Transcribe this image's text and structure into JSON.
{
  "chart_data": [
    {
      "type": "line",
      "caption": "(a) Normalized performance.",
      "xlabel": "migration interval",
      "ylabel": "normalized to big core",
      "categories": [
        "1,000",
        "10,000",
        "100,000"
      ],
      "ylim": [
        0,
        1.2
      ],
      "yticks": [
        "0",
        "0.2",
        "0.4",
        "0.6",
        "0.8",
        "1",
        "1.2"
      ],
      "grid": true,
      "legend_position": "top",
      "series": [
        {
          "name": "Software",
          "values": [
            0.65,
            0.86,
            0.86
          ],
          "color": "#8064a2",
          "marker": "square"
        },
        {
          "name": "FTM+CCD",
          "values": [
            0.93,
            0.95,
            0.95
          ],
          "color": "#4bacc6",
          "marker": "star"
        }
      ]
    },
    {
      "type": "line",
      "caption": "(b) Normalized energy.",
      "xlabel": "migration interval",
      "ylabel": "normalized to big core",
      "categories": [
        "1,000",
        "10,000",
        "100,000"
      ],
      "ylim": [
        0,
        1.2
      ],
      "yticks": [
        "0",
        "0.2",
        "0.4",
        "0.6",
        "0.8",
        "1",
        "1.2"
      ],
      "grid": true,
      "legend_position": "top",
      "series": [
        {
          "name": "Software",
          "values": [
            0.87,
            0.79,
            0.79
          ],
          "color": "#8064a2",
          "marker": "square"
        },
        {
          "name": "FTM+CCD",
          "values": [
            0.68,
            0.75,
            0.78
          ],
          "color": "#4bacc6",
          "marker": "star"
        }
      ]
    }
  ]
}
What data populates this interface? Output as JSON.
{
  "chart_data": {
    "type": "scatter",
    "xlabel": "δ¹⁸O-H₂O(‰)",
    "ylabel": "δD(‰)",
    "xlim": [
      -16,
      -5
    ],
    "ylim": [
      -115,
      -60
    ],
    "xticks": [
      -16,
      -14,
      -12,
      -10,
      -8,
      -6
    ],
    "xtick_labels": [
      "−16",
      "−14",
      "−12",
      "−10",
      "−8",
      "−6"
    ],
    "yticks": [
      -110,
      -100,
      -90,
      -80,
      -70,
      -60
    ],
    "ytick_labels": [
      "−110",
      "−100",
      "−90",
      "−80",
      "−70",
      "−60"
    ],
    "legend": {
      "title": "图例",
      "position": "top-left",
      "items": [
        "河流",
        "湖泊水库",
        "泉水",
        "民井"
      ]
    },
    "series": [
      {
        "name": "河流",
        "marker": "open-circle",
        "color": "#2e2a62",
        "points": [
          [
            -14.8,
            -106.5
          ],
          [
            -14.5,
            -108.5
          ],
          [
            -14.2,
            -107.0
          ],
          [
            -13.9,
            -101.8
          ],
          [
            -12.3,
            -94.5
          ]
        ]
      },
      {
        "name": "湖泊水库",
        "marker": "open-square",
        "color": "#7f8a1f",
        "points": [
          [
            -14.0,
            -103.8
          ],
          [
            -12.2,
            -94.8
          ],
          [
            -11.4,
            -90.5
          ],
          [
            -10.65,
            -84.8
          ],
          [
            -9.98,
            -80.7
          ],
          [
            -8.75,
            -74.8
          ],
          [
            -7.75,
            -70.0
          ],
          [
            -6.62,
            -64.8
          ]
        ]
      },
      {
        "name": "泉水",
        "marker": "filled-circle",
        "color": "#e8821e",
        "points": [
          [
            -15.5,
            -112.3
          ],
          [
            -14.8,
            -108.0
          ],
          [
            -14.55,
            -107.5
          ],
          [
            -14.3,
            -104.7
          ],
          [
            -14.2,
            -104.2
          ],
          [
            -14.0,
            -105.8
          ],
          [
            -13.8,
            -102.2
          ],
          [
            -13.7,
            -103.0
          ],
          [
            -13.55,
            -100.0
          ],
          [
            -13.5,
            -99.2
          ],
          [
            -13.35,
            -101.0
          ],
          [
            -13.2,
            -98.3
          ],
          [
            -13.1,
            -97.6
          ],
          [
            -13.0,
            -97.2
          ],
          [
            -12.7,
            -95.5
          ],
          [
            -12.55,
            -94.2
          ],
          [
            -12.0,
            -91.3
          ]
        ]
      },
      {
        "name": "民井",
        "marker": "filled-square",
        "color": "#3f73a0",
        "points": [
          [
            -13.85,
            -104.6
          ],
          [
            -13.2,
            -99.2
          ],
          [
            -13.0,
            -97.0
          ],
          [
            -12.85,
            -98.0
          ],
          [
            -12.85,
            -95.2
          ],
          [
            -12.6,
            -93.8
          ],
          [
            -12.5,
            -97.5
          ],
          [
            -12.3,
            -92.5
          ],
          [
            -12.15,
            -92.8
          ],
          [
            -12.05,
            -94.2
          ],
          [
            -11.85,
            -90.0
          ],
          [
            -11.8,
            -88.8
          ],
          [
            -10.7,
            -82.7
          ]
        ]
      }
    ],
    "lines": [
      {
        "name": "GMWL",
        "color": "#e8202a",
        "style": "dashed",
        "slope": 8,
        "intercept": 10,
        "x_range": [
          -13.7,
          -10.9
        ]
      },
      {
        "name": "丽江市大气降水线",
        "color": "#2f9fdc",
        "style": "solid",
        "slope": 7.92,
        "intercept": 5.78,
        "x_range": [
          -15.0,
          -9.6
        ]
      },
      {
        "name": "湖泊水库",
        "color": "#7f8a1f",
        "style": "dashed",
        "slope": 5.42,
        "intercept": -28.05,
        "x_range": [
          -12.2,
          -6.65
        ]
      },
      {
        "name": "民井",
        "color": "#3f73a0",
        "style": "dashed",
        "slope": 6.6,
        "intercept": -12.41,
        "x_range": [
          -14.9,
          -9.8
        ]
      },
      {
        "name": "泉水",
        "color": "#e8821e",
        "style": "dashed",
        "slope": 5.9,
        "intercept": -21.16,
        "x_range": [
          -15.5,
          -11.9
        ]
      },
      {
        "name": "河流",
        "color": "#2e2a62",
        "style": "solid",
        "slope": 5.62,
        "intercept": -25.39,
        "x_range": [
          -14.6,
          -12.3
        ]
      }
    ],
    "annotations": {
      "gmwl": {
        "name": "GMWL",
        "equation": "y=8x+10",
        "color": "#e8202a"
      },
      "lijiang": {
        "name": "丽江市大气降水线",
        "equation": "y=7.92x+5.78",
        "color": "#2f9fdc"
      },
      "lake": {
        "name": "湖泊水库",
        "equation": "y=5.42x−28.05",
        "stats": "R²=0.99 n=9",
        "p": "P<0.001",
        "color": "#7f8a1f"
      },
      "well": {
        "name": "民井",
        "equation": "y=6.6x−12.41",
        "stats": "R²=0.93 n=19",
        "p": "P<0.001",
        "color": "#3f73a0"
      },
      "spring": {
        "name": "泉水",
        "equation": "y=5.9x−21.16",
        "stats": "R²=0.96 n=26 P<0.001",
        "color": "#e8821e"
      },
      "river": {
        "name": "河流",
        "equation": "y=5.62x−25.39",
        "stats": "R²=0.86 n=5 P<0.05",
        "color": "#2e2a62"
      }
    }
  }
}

*To do*.
Return every record, word for word.

*Written response*.
Transcribe this image's text and structure into JSON.
{
  "chart_data": [
    {
      "type": "line",
      "caption": "(a) Normalized performance.",
      "xlabel": "migration interval",
      "ylabel": "normalized to big core",
      "categories": [
        "1,000",
        "10,000",
        "100,000"
      ],
      "ylim": [
        0,
        1.2
      ],
      "yticks": [
        "0",
        "0.2",
        "0.4",
        "0.6",
        "0.8",
        "1",
        "1.2"
      ],
      "grid": true,
      "legend_position": "top",
      "series": [
        {
          "name": "Software",
          "values": [
            0.65,
            0.86,
            0.86
          ],
          "color": "#8064a2",
          "marker": "square"
        },
        {
          "name": "FTM+CCD",
          "values": [
            0.93,
            0.95,
            0.95
          ],
          "color": "#4bacc6",
          "marker": "star"
        }
      ]
    },
    {
      "type": "line",
      "caption": "(b) Normalized energy.",
      "xlabel": "migration interval",
      "ylabel": "normalized to big core",
      "categories": [
        "1,000",
        "10,000",
        "100,000"
      ],
      "ylim": [
        0,
        1.2
      ],
      "yticks": [
        "0",
        "0.2",
        "0.4",
        "0.6",
        "0.8",
        "1",
        "1.2"
      ],
      "grid": true,
      "legend_position": "top",
      "series": [
        {
          "name": "Software",
          "values": [
            0.87,
            0.79,
            0.79
          ],
          "color": "#8064a2",
          "marker": "square"
        },
        {
          "name": "FTM+CCD",
          "values": [
            0.68,
            0.75,
            0.78
          ],
          "color": "#4bacc6",
          "marker": "star"
        }
      ]
    }
  ]
}
What data populates this interface? Output as JSON.
{
  "chart_data": {
    "type": "scatter",
    "xlabel": "δ¹⁸O-H₂O(‰)",
    "ylabel": "δD(‰)",
    "xlim": [
      -16,
      -5
    ],
    "ylim": [
      -115,
      -60
    ],
    "xticks": [
      -16,
      -14,
      -12,
      -10,
      -8,
      -6
    ],
    "xtick_labels": [
      "−16",
      "−14",
      "−12",
      "−10",
      "−8",
      "−6"
    ],
    "yticks": [
      -110,
      -100,
      -90,
      -80,
      -70,
      -60
    ],
    "ytick_labels": [
      "−110",
      "−100",
      "−90",
      "−80",
      "−70",
      "−60"
    ],
    "legend": {
      "title": "图例",
      "position": "top-left",
      "items": [
        "河流",
        "湖泊水库",
        "泉水",
        "民井"
      ]
    },
    "series": [
      {
        "name": "河流",
        "marker": "open-circle",
        "color": "#2e2a62",
        "points": [
          [
            -14.8,
            -106.5
          ],
          [
            -14.5,
            -108.5
          ],
          [
            -14.2,
            -107.0
          ],
          [
            -13.9,
            -101.8
          ],
          [
            -12.3,
            -94.5
          ]
        ]
      },
      {
        "name": "湖泊水库",
        "marker": "open-square",
        "color": "#7f8a1f",
        "points": [
          [
            -14.0,
            -103.8
          ],
          [
            -12.2,
            -94.8
          ],
          [
            -11.4,
            -90.5
          ],
          [
            -10.65,
            -84.8
          ],
          [
            -9.98,
            -80.7
          ],
          [
            -8.75,
            -74.8
          ],
          [
            -7.75,
            -70.0
          ],
          [
            -6.62,
            -64.8
          ]
        ]
      },
      {
        "name": "泉水",
        "marker": "filled-circle",
        "color": "#e8821e",
        "points": [
          [
            -15.5,
            -112.3
          ],
          [
            -14.8,
            -108.0
          ],
          [
            -14.55,
            -107.5
          ],
          [
            -14.3,
            -104.7
          ],
          [
            -14.2,
            -104.2
          ],
          [
            -14.0,
            -105.8
          ],
          [
            -13.8,
            -102.2
          ],
          [
            -13.7,
            -103.0
          ],
          [
            -13.55,
            -100.0
          ],
          [
            -13.5,
            -99.2
          ],
          [
            -13.35,
            -101.0
          ],
          [
            -13.2,
            -98.3
          ],
          [
            -13.1,
            -97.6
          ],
          [
            -13.0,
            -97.2
          ],
          [
            -12.7,
            -95.5
          ],
          [
            -12.55,
            -94.2
          ],
          [
            -12.0,
            -91.3
          ]
        ]
      },
      {
        "name": "民井",
        "marker": "filled-square",
        "color": "#3f73a0",
        "points": [
          [
            -13.85,
            -104.6
          ],
          [
            -13.2,
            -99.2
          ],
          [
            -13.0,
            -97.0
          ],
          [
            -12.85,
            -98.0
          ],
          [
            -12.85,
            -95.2
          ],
          [
            -12.6,
            -93.8
          ],
          [
            -12.5,
            -97.5
          ],
          [
            -12.3,
            -92.5
          ],
          [
            -12.15,
            -92.8
          ],
          [
            -12.05,
            -94.2
          ],
          [
            -11.85,
            -90.0
          ],
          [
            -11.8,
            -88.8
          ],
          [
            -10.7,
            -82.7
          ]
        ]
      }
    ],
    "lines": [
      {
        "name": "GMWL",
        "color": "#e8202a",
        "style": "dashed",
        "slope": 8,
        "intercept": 10,
        "x_range": [
          -13.7,
          -10.9
        ]
      },
      {
        "name": "丽江市大气降水线",
        "color": "#2f9fdc",
        "style": "solid",
        "slope": 7.92,
        "intercept": 5.78,
        "x_range": [
          -15.0,
          -9.6
        ]
      },
      {
        "name": "湖泊水库",
        "color": "#7f8a1f",
        "style": "dashed",
        "slope": 5.42,
        "intercept": -28.05,
        "x_range": [
          -12.2,
          -6.65
        ]
      },
      {
        "name": "民井",
        "color": "#3f73a0",
        "style": "dashed",
        "slope": 6.6,
        "intercept": -12.41,
        "x_range": [
          -14.9,
          -9.8
        ]
      },
      {
        "name": "泉水",
        "color": "#e8821e",
        "style": "dashed",
        "slope": 5.9,
        "intercept": -21.16,
        "x_range": [
          -15.5,
          -11.9
        ]
      },
      {
        "name": "河流",
        "color": "#2e2a62",
        "style": "solid",
        "slope": 5.62,
        "intercept": -25.39,
        "x_range": [
          -14.6,
          -12.3
        ]
      }
    ],
    "annotations": {
      "gmwl": {
        "name": "GMWL",
        "equation": "y=8x+10",
        "color": "#e8202a"
      },
      "lijiang": {
        "name": "丽江市大气降水线",
        "equation": "y=7.92x+5.78",
        "color": "#2f9fdc"
      },
      "lake": {
        "name": "湖泊水库",
        "equation": "y=5.42x−28.05",
        "stats": "R²=0.99 n=9",
        "p": "P<0.001",
        "color": "#7f8a1f"
      },
      "well": {
        "name": "民井",
        "equation": "y=6.6x−12.41",
        "stats": "R²=0.93 n=19",
        "p": "P<0.001",
        "color": "#3f73a0"
      },
      "spring": {
        "name": "泉水",
        "equation": "y=5.9x−21.16",
        "stats": "R²=0.96 n=26 P<0.001",
        "color": "#e8821e"
      },
      "river": {
        "name": "河流",
        "equation": "y=5.62x−25.39",
        "stats": "R²=0.86 n=5 P<0.05",
        "color": "#2e2a62"
      }
    }
  }
}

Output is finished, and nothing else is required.